### [AIM]
Each entry below is to be written out exactly, and the pictures are to be left out.

### [SOURCE RECORDS]
┄┄┄┄┄┄

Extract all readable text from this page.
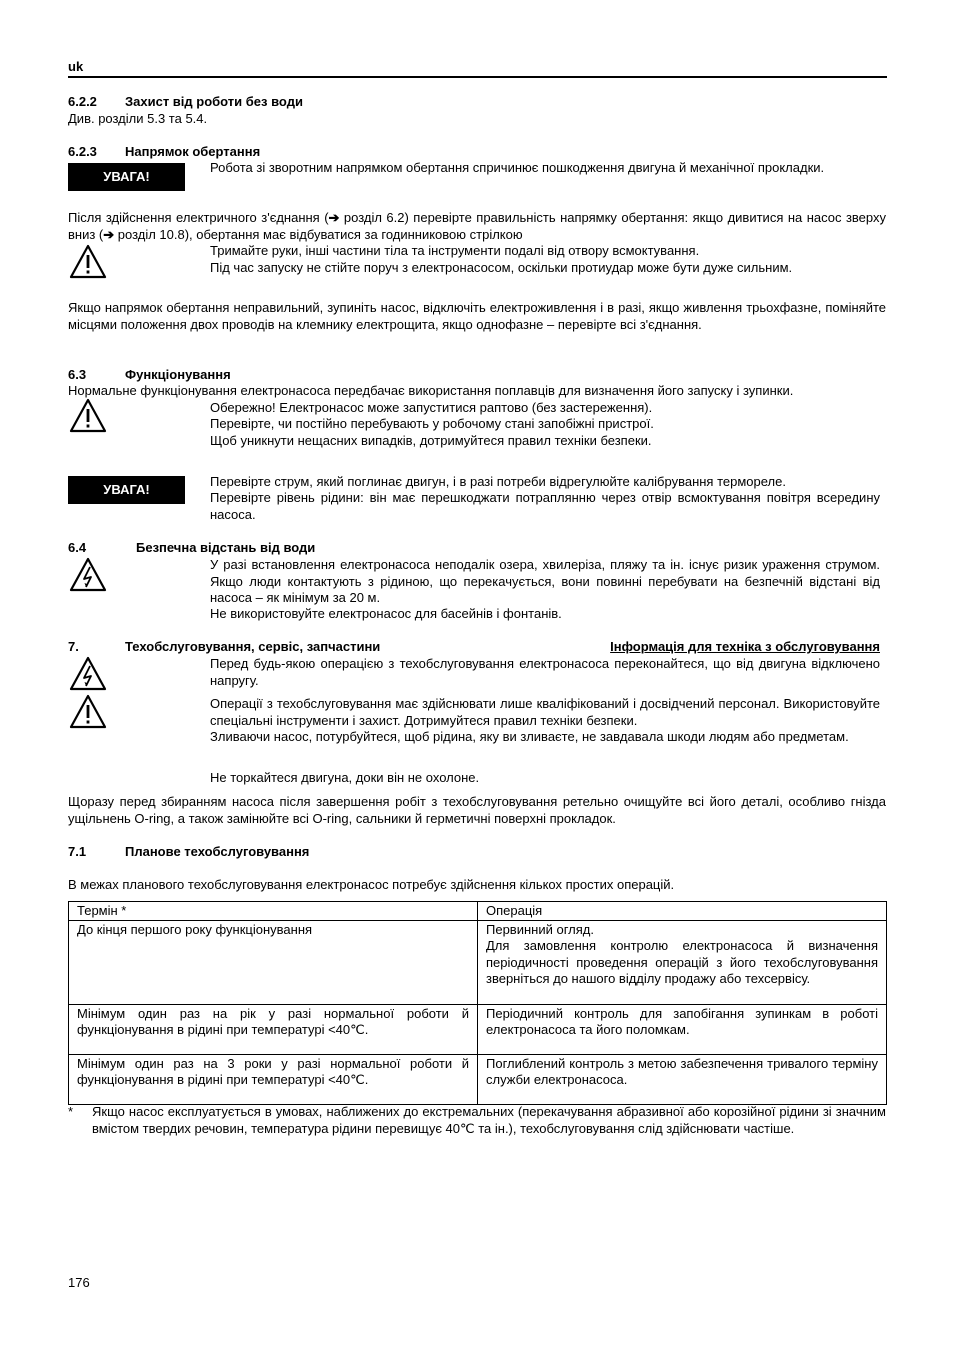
uk
6.2.2 Захист від роботи без води
Див. розділи 5.3 та 5.4.
6.2.3 Напрямок обертання
УВАГА!
Робота зі зворотним напрямком обертання спричинює пошкодження двигуна й механічної прокладки.
Після здійснення електричного з'єднання (➔ розділ 6.2) перевірте правильність напрямку обертання: якщо дивитися на насос зверху вниз (➔ розділ 10.8), обертання має відбуватися за годинниковою стрілкою
Тримайте руки, інші частини тіла та інструменти подалі від отвору всмоктування.
Під час запуску не стійте поруч з електронасосом, оскільки протиудар може бути дуже сильним.
Якщо напрямок обертання неправильний, зупиніть насос, відключіть електроживлення і в разі, якщо живлення трьохфазне, поміняйте місцями положення двох проводів на клемнику електрощита, якщо однофазне – перевірте всі з'єднання.
6.3	Функціонування
Нормальне функціонування електронасоса передбачає використання поплавців для визначення його запуску і зупинки.
Обережно! Електронасос може запуститися раптово (без застереження).
Перевірте, чи постійно перебувають у робочому стані запобіжні пристрої.
Щоб уникнути нещасних випадків, дотримуйтеся правил техніки безпеки.
УВАГА!
Перевірте струм, який поглинає двигун, і в разі потреби відрегулюйте калібрування термореле.
Перевірте рівень рідини: він має перешкоджати потраплянню через отвір всмоктування повітря всередину насоса.
6.4	Безпечна відстань від води
У разі встановлення електронасоса неподалік озера, хвилеріза, пляжу та ін. існує ризик ураження струмом. Якщо люди контактують з рідиною, що перекачується, вони повинні перебувати на безпечній відстані від насоса – як мінімум за 20 м.
Не використовуйте електронасос для басейнів і фонтанів.
7.	Техобслуговування, сервіс, запчастини	Інформація для техніка з обслуговування
Перед будь-якою операцією з техобслуговування електронасоса переконайтеся, що від двигуна відключено напругу.
Операції з техобслуговування має здійснювати лише кваліфікований і досвідчений персонал. Використовуйте спеціальні інструменти і захист. Дотримуйтеся правил техніки безпеки.
Зливаючи насос, потурбуйтеся, щоб рідина, яку ви зливаєте, не завдавала шкоди людям або предметам.
Не торкайтеся двигуна, доки він не охолоне.
Щоразу перед збиранням насоса після завершення робіт з техобслуговування ретельно очищуйте всі його деталі, особливо гнізда ущільнень O-ring, а також замінюйте всі O-ring, сальники й герметичні поверхні прокладок.
7.1	Планове техобслуговування
В межах планового техобслуговування електронасос потребує здійснення кількох простих операцій.
Термін *	Операція
До кінця першого року функціонування	Первинний огляд.
Для замовлення контролю електронасоса й визначення періодичності проведення операцій з його техобслуговування зверніться до нашого відділу продажу або техсервісу.

Мінімум один раз на рік у разі нормальної роботи й функціонування в рідині при температурі <40℃.	Періодичний контроль для запобігання зупинкам в роботі електронасоса та його поломкам.
Мінімум один раз на 3 роки у разі нормальної роботи й функціонування в рідині при температурі <40℃.	Поглиблений контроль з метою забезпечення тривалого терміну служби електронасоса.
* Якщо насос експлуатується в умовах, наближених до екстремальних (перекачування абразивної або корозійної рідини зі значним вмістом твердих речовин, температура рідини перевищує 40℃ та ін.), техобслуговування слід здійснювати частіше.
176
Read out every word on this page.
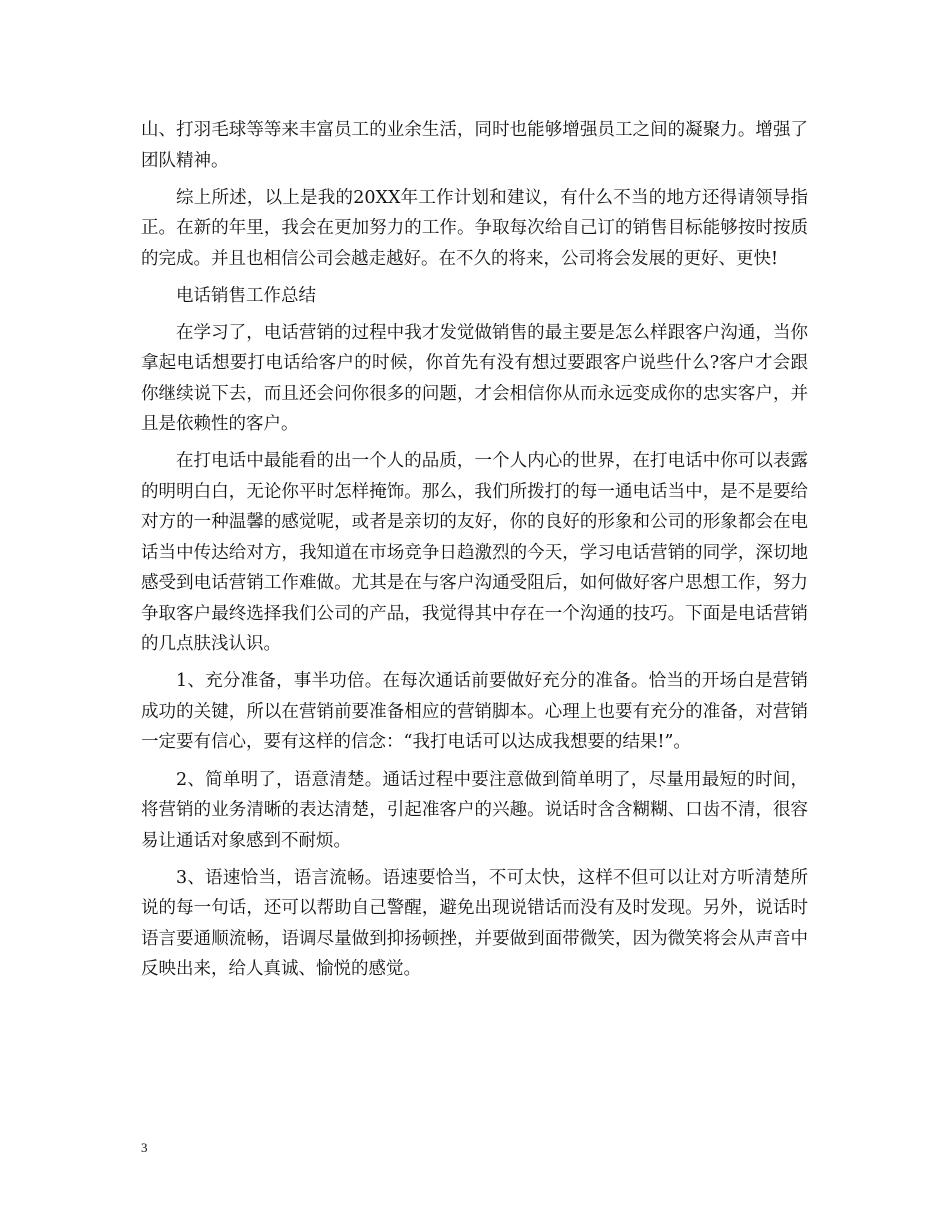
山、打羽毛球等等来丰富员工的业余生活，同时也能够增强员工之间的凝聚力。增强了团队精神。

综上所述，以上是我的20XX年工作计划和建议，有什么不当的地方还得请领导指正。在新的年里，我会在更加努力的工作。争取每次给自己订的销售目标能够按时按质的完成。并且也相信公司会越走越好。在不久的将来，公司将会发展的更好、更快!

电话销售工作总结

在学习了，电话营销的过程中我才发觉做销售的最主要是怎么样跟客户沟通，当你拿起电话想要打电话给客户的时候，你首先有没有想过要跟客户说些什么?客户才会跟你继续说下去，而且还会问你很多的问题，才会相信你从而永远变成你的忠实客户，并且是依赖性的客户。

在打电话中最能看的出一个人的品质，一个人内心的世界，在打电话中你可以表露的明明白白，无论你平时怎样掩饰。那么，我们所拨打的每一通电话当中，是不是要给对方的一种温馨的感觉呢，或者是亲切的友好，你的良好的形象和公司的形象都会在电话当中传达给对方，我知道在市场竞争日趋激烈的今天，学习电话营销的同学，深切地感受到电话营销工作难做。尤其是在与客户沟通受阻后，如何做好客户思想工作，努力争取客户最终选择我们公司的产品，我觉得其中存在一个沟通的技巧。下面是电话营销的几点肤浅认识。

1、充分准备，事半功倍。在每次通话前要做好充分的准备。恰当的开场白是营销成功的关键，所以在营销前要准备相应的营销脚本。心理上也要有充分的准备，对营销一定要有信心，要有这样的信念：“我打电话可以达成我想要的结果!”。

2、简单明了，语意清楚。通话过程中要注意做到简单明了，尽量用最短的时间，将营销的业务清晰的表达清楚，引起准客户的兴趣。说话时含含糊糊、口齿不清，很容易让通话对象感到不耐烦。

3、语速恰当，语言流畅。语速要恰当，不可太快，这样不但可以让对方听清楚所说的每一句话，还可以帮助自己警醒，避免出现说错话而没有及时发现。另外，说话时语言要通顺流畅，语调尽量做到抑扬顿挫，并要做到面带微笑，因为微笑将会从声音中反映出来，给人真诚、愉悦的感觉。

3
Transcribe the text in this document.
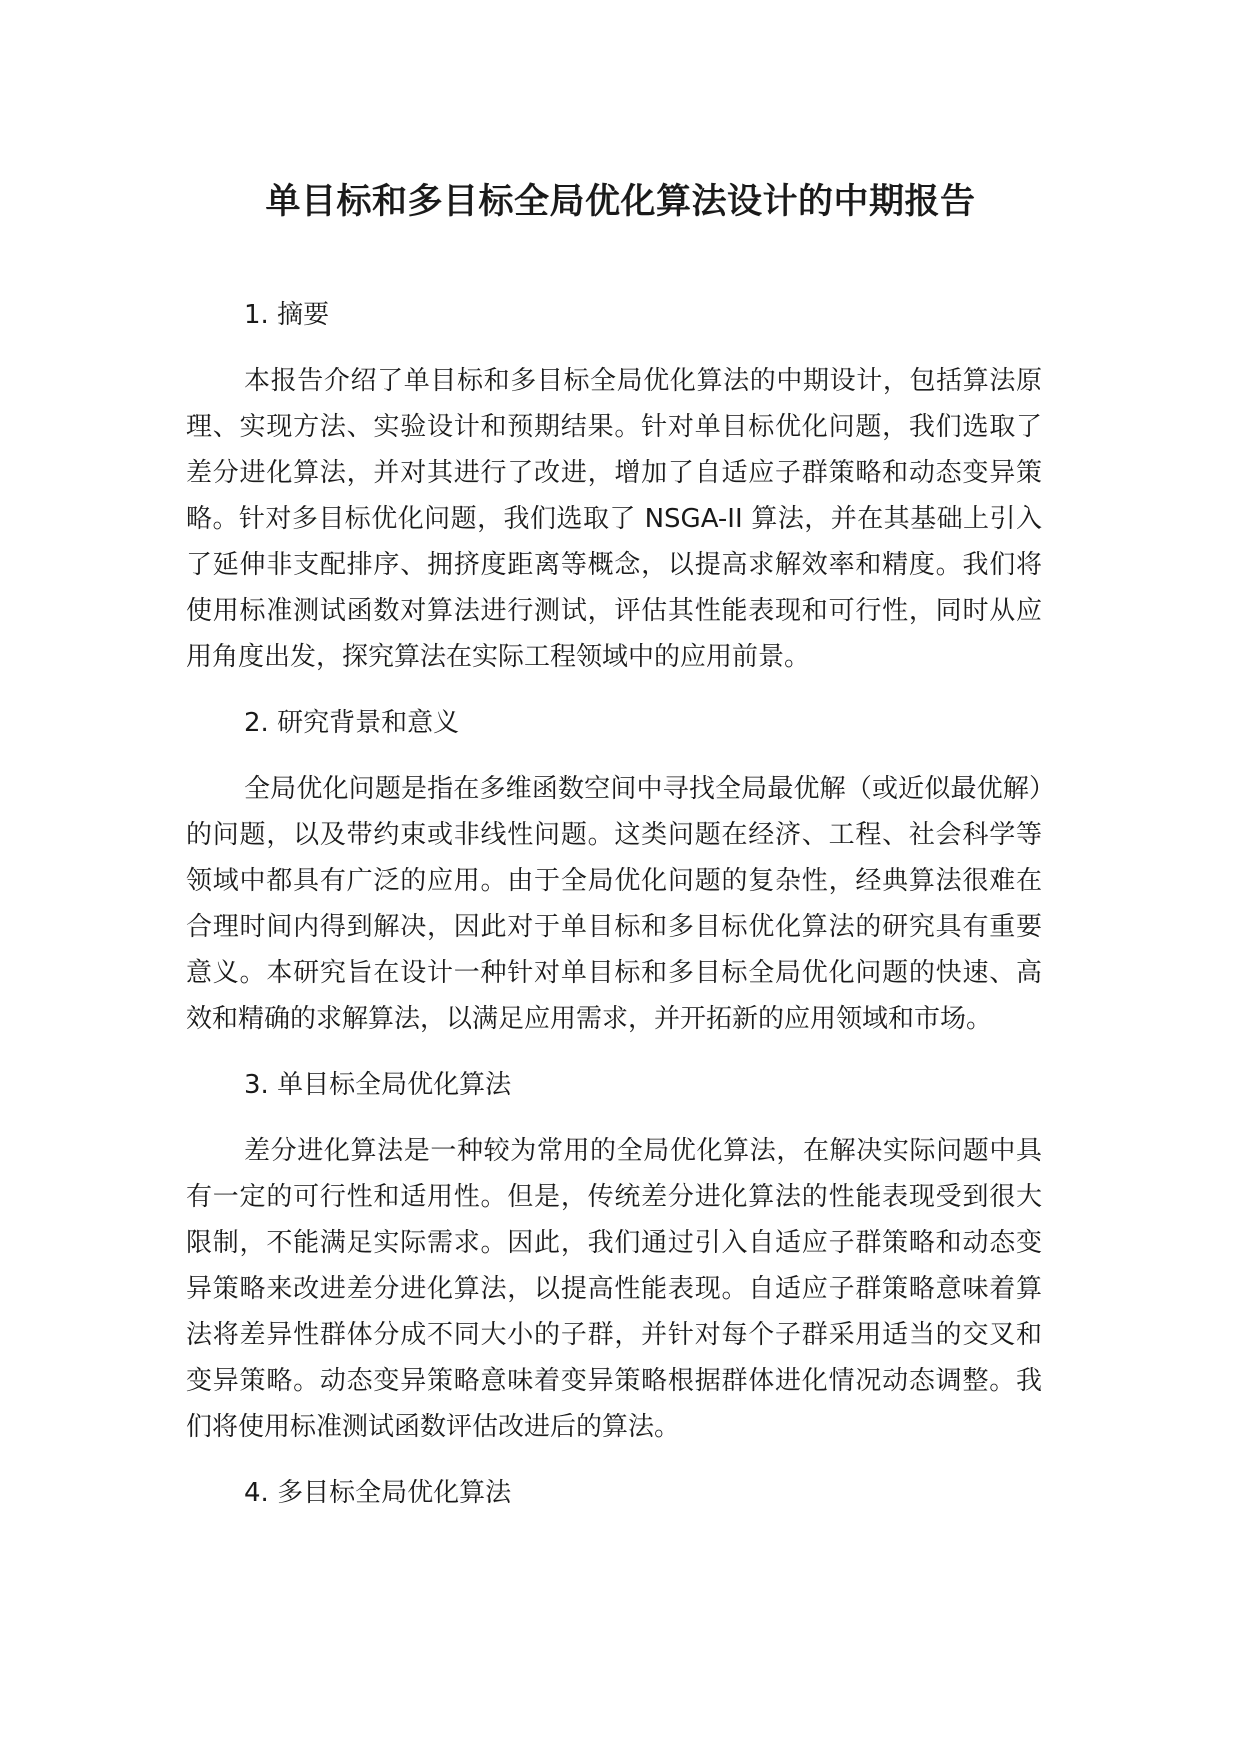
单目标和多目标全局优化算法设计的中期报告

1. 摘要

本报告介绍了单目标和多目标全局优化算法的中期设计，包括算法原理、实现方法、实验设计和预期结果。针对单目标优化问题，我们选取了差分进化算法，并对其进行了改进，增加了自适应子群策略和动态变异策略。针对多目标优化问题，我们选取了 NSGA-II 算法，并在其基础上引入了延伸非支配排序、拥挤度距离等概念，以提高求解效率和精度。我们将使用标准测试函数对算法进行测试，评估其性能表现和可行性，同时从应用角度出发，探究算法在实际工程领域中的应用前景。

2. 研究背景和意义

全局优化问题是指在多维函数空间中寻找全局最优解（或近似最优解）的问题，以及带约束或非线性问题。这类问题在经济、工程、社会科学等领域中都具有广泛的应用。由于全局优化问题的复杂性，经典算法很难在合理时间内得到解决，因此对于单目标和多目标优化算法的研究具有重要意义。本研究旨在设计一种针对单目标和多目标全局优化问题的快速、高效和精确的求解算法，以满足应用需求，并开拓新的应用领域和市场。

3. 单目标全局优化算法

差分进化算法是一种较为常用的全局优化算法，在解决实际问题中具有一定的可行性和适用性。但是，传统差分进化算法的性能表现受到很大限制，不能满足实际需求。因此，我们通过引入自适应子群策略和动态变异策略来改进差分进化算法，以提高性能表现。自适应子群策略意味着算法将差异性群体分成不同大小的子群，并针对每个子群采用适当的交叉和变异策略。动态变异策略意味着变异策略根据群体进化情况动态调整。我们将使用标准测试函数评估改进后的算法。

4. 多目标全局优化算法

┄┄┄┄┄┄

### [TASK RESULT]
Extract all readable text from this page.
uk
6.2.2 Захист від роботи без води
Див. розділи 5.3 та 5.4.
6.2.3 Напрямок обертання
УВАГА!
Робота зі зворотним напрямком обертання спричинює пошкодження двигуна й механічної прокладки.
Після здійснення електричного з'єднання (➔ розділ 6.2) перевірте правильність напрямку обертання: якщо дивитися на насос зверху вниз (➔ розділ 10.8), обертання має відбуватися за годинниковою стрілкою
Тримайте руки, інші частини тіла та інструменти подалі від отвору всмоктування.
Під час запуску не стійте поруч з електронасосом, оскільки протиудар може бути дуже сильним.
Якщо напрямок обертання неправильний, зупиніть насос, відключіть електроживлення і в разі, якщо живлення трьохфазне, поміняйте місцями положення двох проводів на клемнику електрощита, якщо однофазне – перевірте всі з'єднання.
6.3	Функціонування
Нормальне функціонування електронасоса передбачає використання поплавців для визначення його запуску і зупинки.
Обережно! Електронасос може запуститися раптово (без застереження).
Перевірте, чи постійно перебувають у робочому стані запобіжні пристрої.
Щоб уникнути нещасних випадків, дотримуйтеся правил техніки безпеки.
УВАГА!
Перевірте струм, який поглинає двигун, і в разі потреби відрегулюйте калібрування термореле.
Перевірте рівень рідини: він має перешкоджати потраплянню через отвір всмоктування повітря всередину насоса.
6.4	Безпечна відстань від води
У разі встановлення електронасоса неподалік озера, хвилеріза, пляжу та ін. існує ризик ураження струмом. Якщо люди контактують з рідиною, що перекачується, вони повинні перебувати на безпечній відстані від насоса – як мінімум за 20 м.
Не використовуйте електронасос для басейнів і фонтанів.
7.	Техобслуговування, сервіс, запчастини	Інформація для техніка з обслуговування
Перед будь-якою операцією з техобслуговування електронасоса переконайтеся, що від двигуна відключено напругу.
Операції з техобслуговування має здійснювати лише кваліфікований і досвідчений персонал. Використовуйте спеціальні інструменти і захист. Дотримуйтеся правил техніки безпеки.
Зливаючи насос, потурбуйтеся, щоб рідина, яку ви зливаєте, не завдавала шкоди людям або предметам.
Не торкайтеся двигуна, доки він не охолоне.
Щоразу перед збиранням насоса після завершення робіт з техобслуговування ретельно очищуйте всі його деталі, особливо гнізда ущільнень O-ring, а також замінюйте всі O-ring, сальники й герметичні поверхні прокладок.
7.1	Планове техобслуговування
В межах планового техобслуговування електронасос потребує здійснення кількох простих операцій.
Термін *	Операція
До кінця першого року функціонування	Первинний огляд.
Для замовлення контролю електронасоса й визначення періодичності проведення операцій з його техобслуговування зверніться до нашого відділу продажу або техсервісу.

Мінімум один раз на рік у разі нормальної роботи й функціонування в рідині при температурі <40℃.	Періодичний контроль для запобігання зупинкам в роботі електронасоса та його поломкам.
Мінімум один раз на 3 роки у разі нормальної роботи й функціонування в рідині при температурі <40℃.	Поглиблений контроль з метою забезпечення тривалого терміну служби електронасоса.
* Якщо насос експлуатується в умовах, наближених до екстремальних (перекачування абразивної або корозійної рідини зі значним вмістом твердих речовин, температура рідини перевищує 40℃ та ін.), техобслуговування слід здійснювати частіше.
176
Read out every word on this page.
山、打羽毛球等等来丰富员工的业余生活，同时也能够增强员工之间的凝聚力。增强了团队精神。

综上所述，以上是我的20XX年工作计划和建议，有什么不当的地方还得请领导指正。在新的年里，我会在更加努力的工作。争取每次给自己订的销售目标能够按时按质的完成。并且也相信公司会越走越好。在不久的将来，公司将会发展的更好、更快!

电话销售工作总结

在学习了，电话营销的过程中我才发觉做销售的最主要是怎么样跟客户沟通，当你拿起电话想要打电话给客户的时候，你首先有没有想过要跟客户说些什么?客户才会跟你继续说下去，而且还会问你很多的问题，才会相信你从而永远变成你的忠实客户，并且是依赖性的客户。

在打电话中最能看的出一个人的品质，一个人内心的世界，在打电话中你可以表露的明明白白，无论你平时怎样掩饰。那么，我们所拨打的每一通电话当中，是不是要给对方的一种温馨的感觉呢，或者是亲切的友好，你的良好的形象和公司的形象都会在电话当中传达给对方，我知道在市场竞争日趋激烈的今天，学习电话营销的同学，深切地感受到电话营销工作难做。尤其是在与客户沟通受阻后，如何做好客户思想工作，努力争取客户最终选择我们公司的产品，我觉得其中存在一个沟通的技巧。下面是电话营销的几点肤浅认识。

1、充分准备，事半功倍。在每次通话前要做好充分的准备。恰当的开场白是营销成功的关键，所以在营销前要准备相应的营销脚本。心理上也要有充分的准备，对营销一定要有信心，要有这样的信念：“我打电话可以达成我想要的结果!”。

2、简单明了，语意清楚。通话过程中要注意做到简单明了，尽量用最短的时间，将营销的业务清晰的表达清楚，引起准客户的兴趣。说话时含含糊糊、口齿不清，很容易让通话对象感到不耐烦。

3、语速恰当，语言流畅。语速要恰当，不可太快，这样不但可以让对方听清楚所说的每一句话，还可以帮助自己警醒，避免出现说错话而没有及时发现。另外，说话时语言要通顺流畅，语调尽量做到抑扬顿挫，并要做到面带微笑，因为微笑将会从声音中反映出来，给人真诚、愉悦的感觉。

3
Transcribe the text in this document.
单目标和多目标全局优化算法设计的中期报告

1. 摘要

本报告介绍了单目标和多目标全局优化算法的中期设计，包括算法原理、实现方法、实验设计和预期结果。针对单目标优化问题，我们选取了差分进化算法，并对其进行了改进，增加了自适应子群策略和动态变异策略。针对多目标优化问题，我们选取了 NSGA-II 算法，并在其基础上引入了延伸非支配排序、拥挤度距离等概念，以提高求解效率和精度。我们将使用标准测试函数对算法进行测试，评估其性能表现和可行性，同时从应用角度出发，探究算法在实际工程领域中的应用前景。

2. 研究背景和意义

全局优化问题是指在多维函数空间中寻找全局最优解（或近似最优解）的问题，以及带约束或非线性问题。这类问题在经济、工程、社会科学等领域中都具有广泛的应用。由于全局优化问题的复杂性，经典算法很难在合理时间内得到解决，因此对于单目标和多目标优化算法的研究具有重要意义。本研究旨在设计一种针对单目标和多目标全局优化问题的快速、高效和精确的求解算法，以满足应用需求，并开拓新的应用领域和市场。

3. 单目标全局优化算法

差分进化算法是一种较为常用的全局优化算法，在解决实际问题中具有一定的可行性和适用性。但是，传统差分进化算法的性能表现受到很大限制，不能满足实际需求。因此，我们通过引入自适应子群策略和动态变异策略来改进差分进化算法，以提高性能表现。自适应子群策略意味着算法将差异性群体分成不同大小的子群，并针对每个子群采用适当的交叉和变异策略。动态变异策略意味着变异策略根据群体进化情况动态调整。我们将使用标准测试函数评估改进后的算法。

4. 多目标全局优化算法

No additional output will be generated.